- **Exercise instructions**: Pick out every line in the records below that contains the word "Total" and copy each of those lines in full.

::: Record set :::

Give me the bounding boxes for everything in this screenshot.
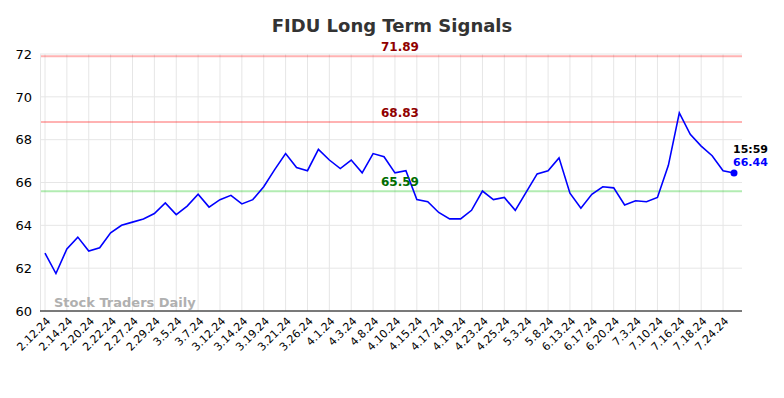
y-tick: 60 xyxy=(15,304,40,319)
grid-line xyxy=(110,54,111,311)
grid-line xyxy=(548,54,549,311)
grid-line xyxy=(329,54,330,311)
signal-label: 65.59 xyxy=(381,175,419,189)
last-value-label: 66.44 xyxy=(733,156,768,169)
grid-line xyxy=(40,139,742,140)
grid-line xyxy=(241,54,242,311)
grid-line xyxy=(591,54,592,311)
plot-area xyxy=(40,56,742,273)
chart: Stock Traders Daily71.8968.8365.5915:596… xyxy=(0,0,784,398)
y-tick: 72 xyxy=(15,47,40,62)
y-tick-label: 70 xyxy=(15,89,32,104)
grid-line xyxy=(482,54,483,311)
grid-line xyxy=(504,54,505,311)
grid-line xyxy=(40,96,742,97)
signal-label: 71.89 xyxy=(381,40,419,54)
x-tick-label: 7.24.24 xyxy=(693,315,732,354)
price-line xyxy=(45,113,734,274)
grid-line xyxy=(569,54,570,311)
grid-line xyxy=(723,54,724,311)
y-tick-label: 68 xyxy=(15,132,32,147)
signal-line xyxy=(40,190,742,192)
y-tick-label: 60 xyxy=(15,304,32,319)
signal-line xyxy=(40,121,742,123)
grid-line xyxy=(373,54,374,311)
grid-line xyxy=(635,54,636,311)
watermark: Stock Traders Daily xyxy=(54,295,196,310)
y-tick: 68 xyxy=(15,132,40,147)
grid-line xyxy=(351,54,352,311)
grid-line xyxy=(679,54,680,311)
grid-line xyxy=(526,54,527,311)
grid-line xyxy=(219,54,220,311)
y-tick: 70 xyxy=(15,89,40,104)
grid-line xyxy=(88,54,89,311)
y-tick-label: 62 xyxy=(15,261,32,276)
grid-line xyxy=(263,54,264,311)
grid-line xyxy=(307,54,308,311)
signal-label: 68.83 xyxy=(381,106,419,120)
y-axis: 60 62 64 66 68 70 72 xyxy=(15,47,40,319)
title: FIDU Long Term Signals xyxy=(272,15,512,36)
x-axis-line xyxy=(40,311,742,312)
grid-line xyxy=(66,54,67,311)
grid-line xyxy=(132,54,133,311)
x-axis: 2.12.242.14.242.20.242.22.242.27.242.29.… xyxy=(14,311,742,354)
grid-line xyxy=(154,54,155,311)
y-axis-line xyxy=(40,55,41,312)
grid-line xyxy=(40,268,742,269)
time-label: 15:59 xyxy=(733,143,768,156)
grid-line xyxy=(657,54,658,311)
x-tick: 7.24.24 xyxy=(693,311,732,354)
y-tick-label: 66 xyxy=(15,175,32,190)
grid xyxy=(40,54,742,311)
grid-line xyxy=(460,54,461,311)
grid-line xyxy=(198,54,199,311)
grid-line xyxy=(438,54,439,311)
y-tick: 62 xyxy=(15,261,40,276)
grid-line xyxy=(701,54,702,311)
grid-line xyxy=(613,54,614,311)
grid-line xyxy=(176,54,177,311)
last-point xyxy=(731,170,738,177)
grid-line xyxy=(45,54,46,311)
grid-line xyxy=(40,311,742,312)
grid-line xyxy=(40,225,742,226)
y-tick: 64 xyxy=(15,218,40,233)
y-tick: 66 xyxy=(15,175,40,190)
y-tick-label: 64 xyxy=(15,218,32,233)
signal-line xyxy=(40,55,742,57)
grid-line xyxy=(285,54,286,311)
y-tick-label: 72 xyxy=(15,47,32,62)
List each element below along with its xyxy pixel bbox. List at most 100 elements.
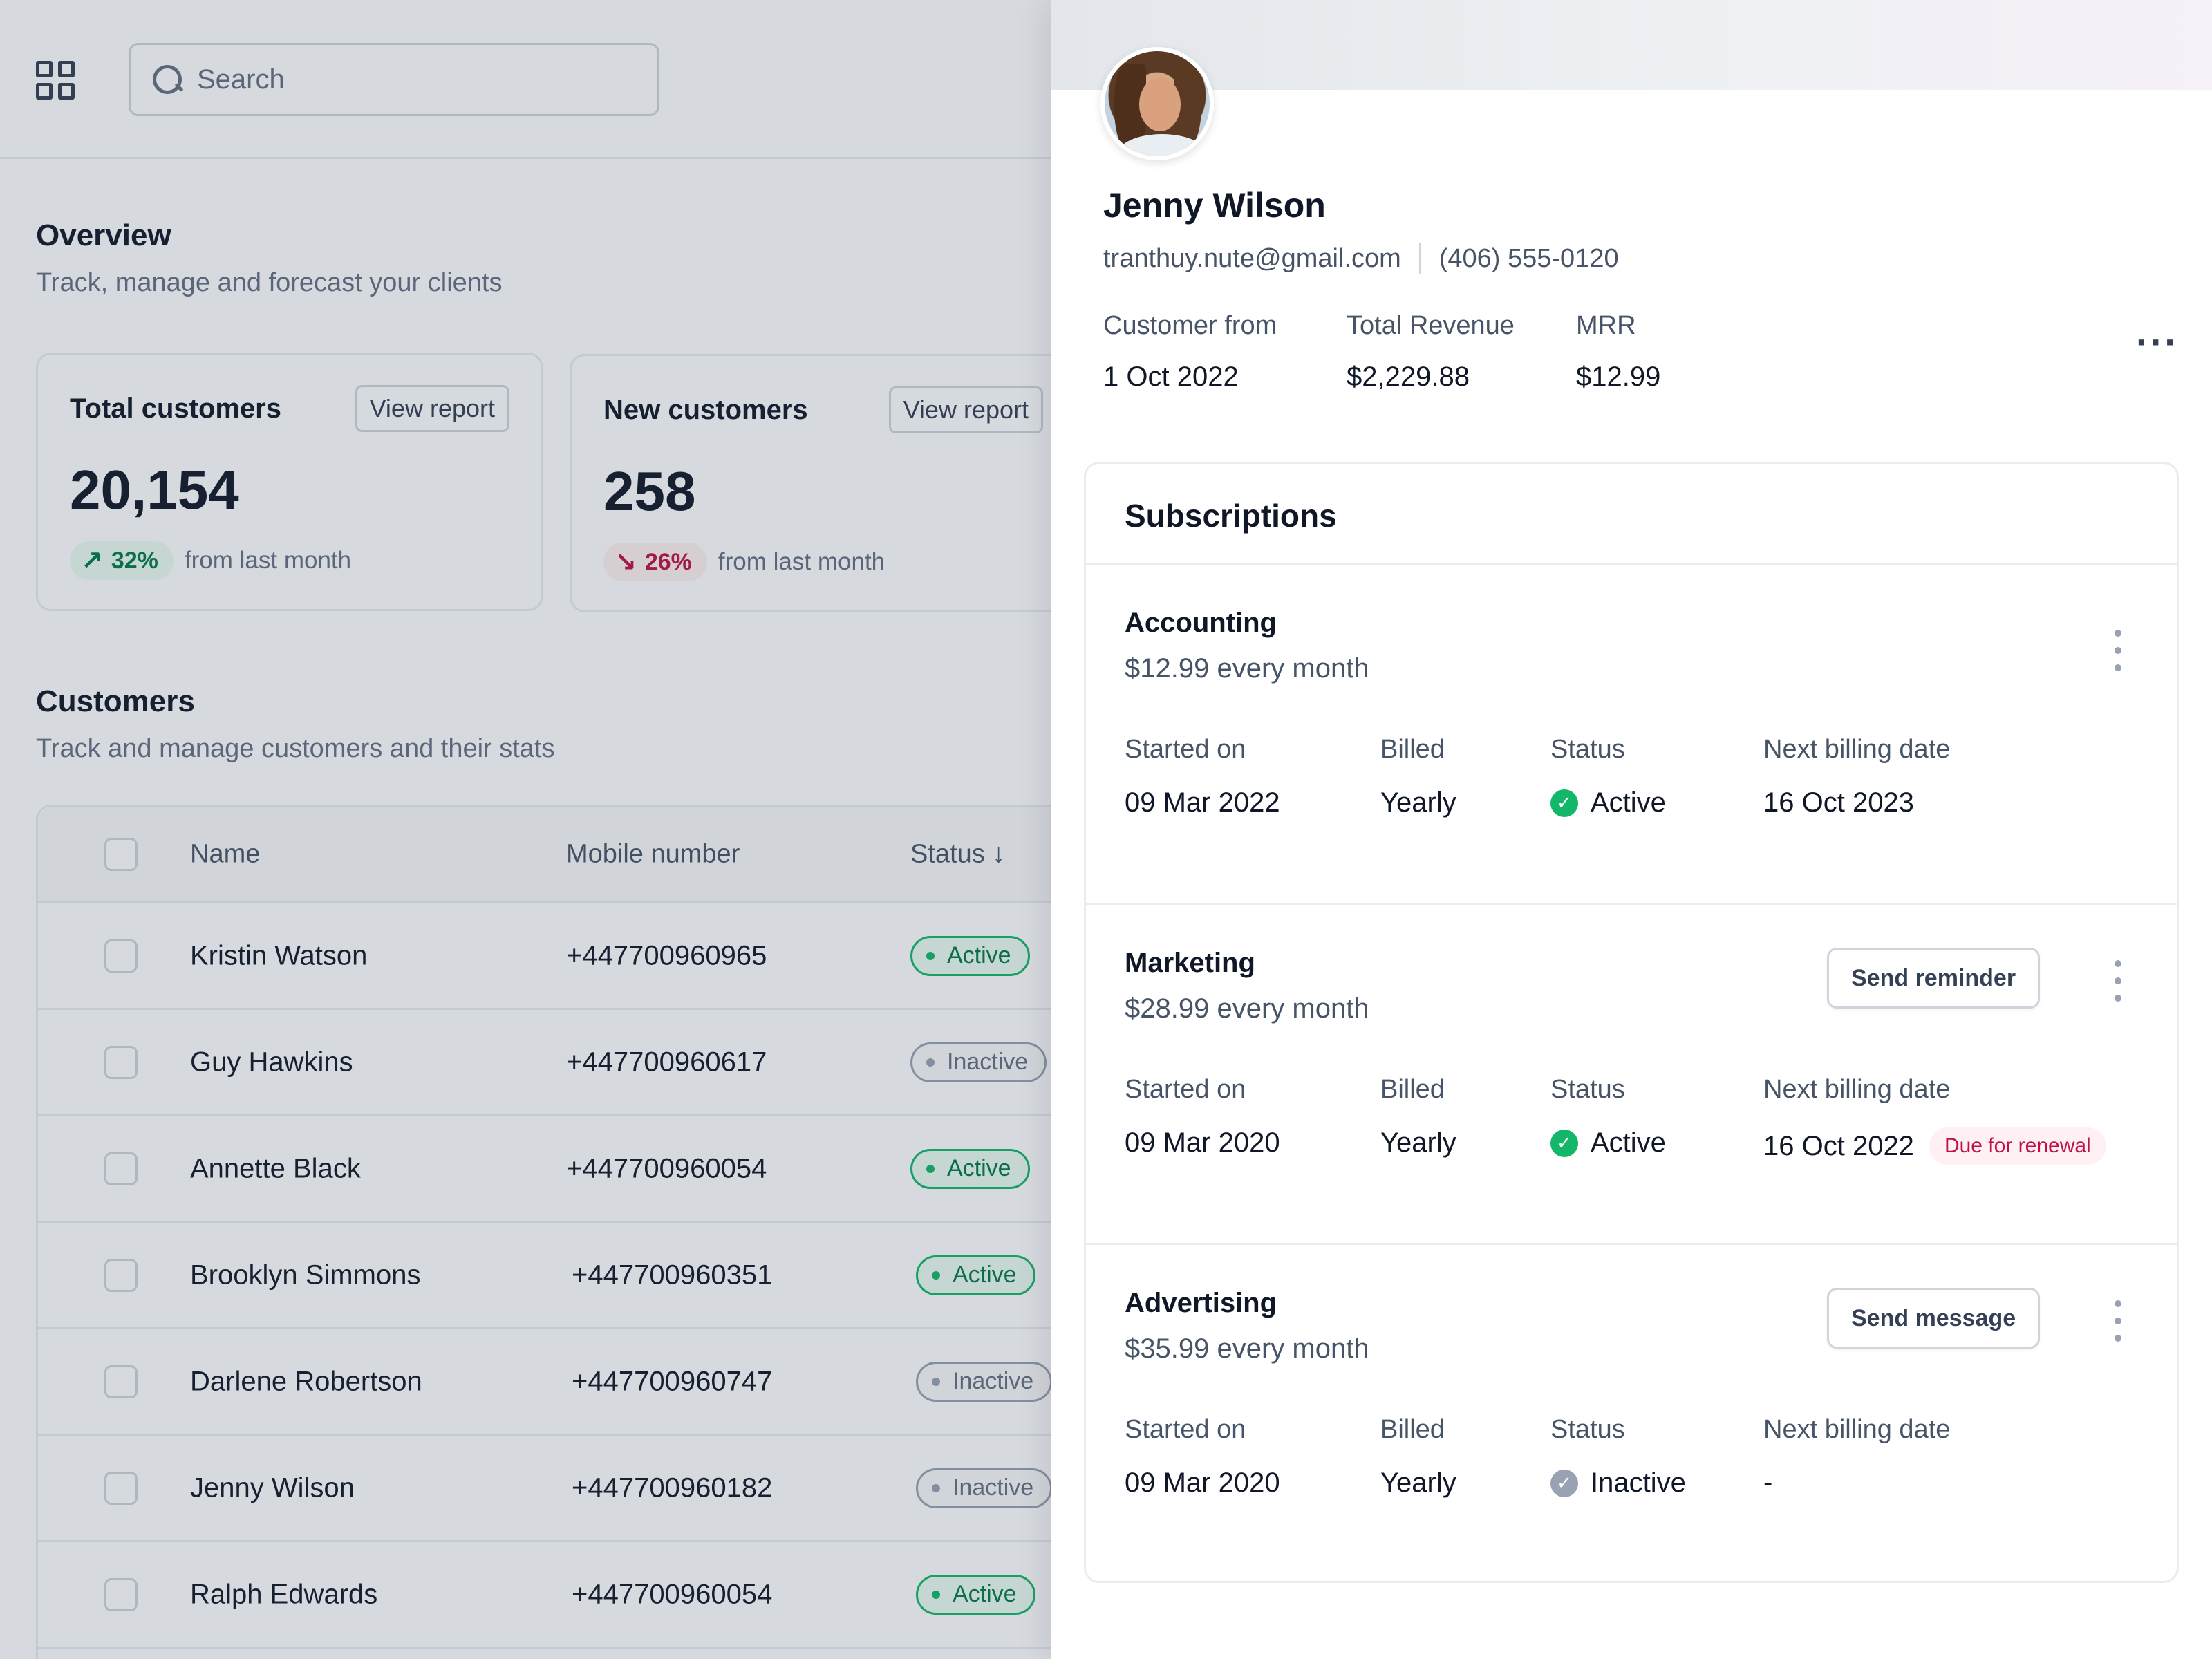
subscription-price: $28.99 every month [1125, 993, 1369, 1024]
subscription-item: Advertising $35.99 every month Started on B… [1086, 1245, 2177, 1581]
table-row[interactable]: Brooklyn Simmons +447700960351 Active [38, 1223, 1051, 1329]
status-dot [932, 1271, 940, 1280]
customer-phone[interactable]: (406) 555-0120 [1438, 243, 1619, 273]
status-badge: Active [910, 935, 1030, 976]
more-vertical-icon[interactable] [2108, 630, 2128, 671]
row-checkbox[interactable] [104, 1045, 138, 1079]
search-input[interactable] [197, 64, 584, 95]
customers-title: Customers [36, 684, 195, 718]
more-horizontal-icon[interactable]: ··· [2136, 320, 2179, 364]
search-icon [151, 64, 183, 95]
customer-name-cell: Annette Black [190, 1153, 361, 1183]
check-circle-icon: ✓ [1550, 1129, 1578, 1157]
column-name[interactable]: Name [190, 839, 261, 868]
status-label: Active [947, 942, 1011, 968]
row-checkbox[interactable] [104, 1258, 138, 1292]
subscription-name: Marketing [1125, 948, 1255, 978]
select-all-checkbox[interactable] [104, 837, 138, 871]
mobile-cell: +447700960054 [572, 1579, 773, 1609]
row-checkbox[interactable] [104, 939, 138, 973]
view-report-button[interactable]: View report [355, 385, 509, 432]
subscription-name: Accounting [1125, 608, 1277, 638]
avatar [1100, 47, 1214, 160]
stat-label: MRR [1576, 311, 1636, 340]
status-text: Active [1591, 787, 1666, 818]
table-row[interactable]: Kristin Watson +447700960965 Active [38, 903, 1051, 1010]
started-label: Started on [1125, 1075, 1246, 1104]
status-dot [932, 1483, 940, 1492]
next-billing-value: 16 Oct 2023 [1763, 787, 1914, 818]
customer-email[interactable]: tranthuy.nute@gmail.com [1103, 243, 1401, 273]
stat-mrr: MRR $12.99 [1576, 311, 1660, 393]
subscription-item: Accounting $12.99 every month Started on Bi… [1086, 565, 2177, 905]
arrow-down-icon: ↓ [992, 839, 1006, 868]
column-status[interactable]: Status ↓ [910, 839, 1005, 869]
status-label: Active [947, 1155, 1011, 1181]
billed-value: Yearly [1380, 787, 1456, 818]
total-customers-card: Total customers View report 20,154 ↗ 32% … [36, 353, 543, 611]
overview-subtitle: Track, manage and forecast your clients [36, 268, 503, 297]
table-body: Kristin Watson +447700960965 Active Guy Haw… [38, 903, 1051, 1649]
row-checkbox[interactable] [104, 1365, 138, 1398]
billed-label: Billed [1380, 735, 1445, 764]
more-vertical-icon[interactable] [2108, 1300, 2128, 1342]
next-billing-value: 16 Oct 2022 Due for renewal [1763, 1127, 2106, 1165]
status-dot [926, 951, 935, 960]
started-value: 09 Mar 2020 [1125, 1127, 1280, 1158]
status-badge: Active [916, 1255, 1035, 1295]
trend-text: from last month [184, 547, 352, 574]
started-value: 09 Mar 2020 [1125, 1468, 1280, 1498]
status-text: Active [1591, 1127, 1666, 1158]
table-row[interactable]: Guy Hawkins +447700960617 Inactive [38, 1010, 1051, 1116]
view-report-button[interactable]: View report [888, 386, 1043, 433]
table-row[interactable]: Ralph Edwards +447700960054 Active [38, 1542, 1051, 1649]
customer-name: Jenny Wilson [1103, 186, 1326, 225]
table-row[interactable]: Darlene Robertson +447700960747 Inactive [38, 1329, 1051, 1436]
next-billing-value: - [1763, 1468, 1772, 1499]
overview-title: Overview [36, 218, 171, 252]
card-value: 258 [603, 460, 696, 522]
card-value: 20,154 [70, 459, 239, 521]
customer-name-cell: Darlene Robertson [190, 1366, 422, 1396]
trend: ↘ 26% from last month [603, 543, 885, 581]
status-label: Active [953, 1262, 1017, 1288]
row-checkbox[interactable] [104, 1152, 138, 1185]
card-title: Total customers [70, 393, 281, 424]
next-billing-date: - [1763, 1468, 1773, 1498]
send-reminder-button[interactable]: Send reminder [1827, 948, 2041, 1009]
customer-detail-panel: Jenny Wilson tranthuy.nute@gmail.com (40… [1051, 0, 2212, 1659]
status-label: Status [1550, 735, 1625, 764]
status-badge: Inactive [910, 1042, 1047, 1082]
table-row[interactable]: Annette Black +447700960054 Active [38, 1116, 1051, 1223]
trend-badge: ↘ 26% [603, 543, 707, 581]
subscriptions-card: Subscriptions Accounting $12.99 every mon… [1084, 462, 2179, 1583]
row-checkbox[interactable] [104, 1471, 138, 1505]
mobile-cell: +447700960965 [566, 940, 767, 971]
started-value: 09 Mar 2022 [1125, 787, 1280, 818]
trend-percent: 26% [644, 548, 692, 575]
status-label: Active [953, 1581, 1017, 1607]
row-checkbox[interactable] [104, 1577, 138, 1611]
more-vertical-icon[interactable] [2108, 960, 2128, 1002]
next-billing-label: Next billing date [1763, 735, 1951, 764]
customer-name-cell: Guy Hawkins [190, 1047, 353, 1077]
mobile-cell: +447700960351 [572, 1259, 773, 1290]
subscriptions-header: Subscriptions [1086, 464, 2177, 565]
status-badge: Active [910, 1148, 1030, 1189]
column-mobile[interactable]: Mobile number [566, 839, 740, 868]
send-message-button[interactable]: Send message [1827, 1288, 2041, 1349]
mobile-cell: +447700960054 [566, 1153, 767, 1183]
grid-icon[interactable] [36, 61, 75, 100]
table-row[interactable]: Jenny Wilson +447700960182 Inactive [38, 1436, 1051, 1542]
started-label: Started on [1125, 1415, 1246, 1444]
customer-name-cell: Brooklyn Simmons [190, 1259, 421, 1290]
status-badge: Active [916, 1574, 1035, 1615]
stat-value: $12.99 [1576, 362, 1661, 392]
billed-label: Billed [1380, 1075, 1445, 1104]
status-dot [932, 1377, 940, 1386]
card-title: New customers [603, 395, 808, 425]
stat-customer-from: Customer from 1 Oct 2022 [1103, 311, 1277, 393]
search-box[interactable] [129, 43, 659, 116]
status-label: Inactive [953, 1474, 1034, 1501]
status-label: Status [1550, 1075, 1625, 1104]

:::

- **Complete output**:
total-customers-card: Total customers View report 20,154 ↗ 32% … [36, 353, 543, 611]
card-title: Total customers [70, 393, 281, 424]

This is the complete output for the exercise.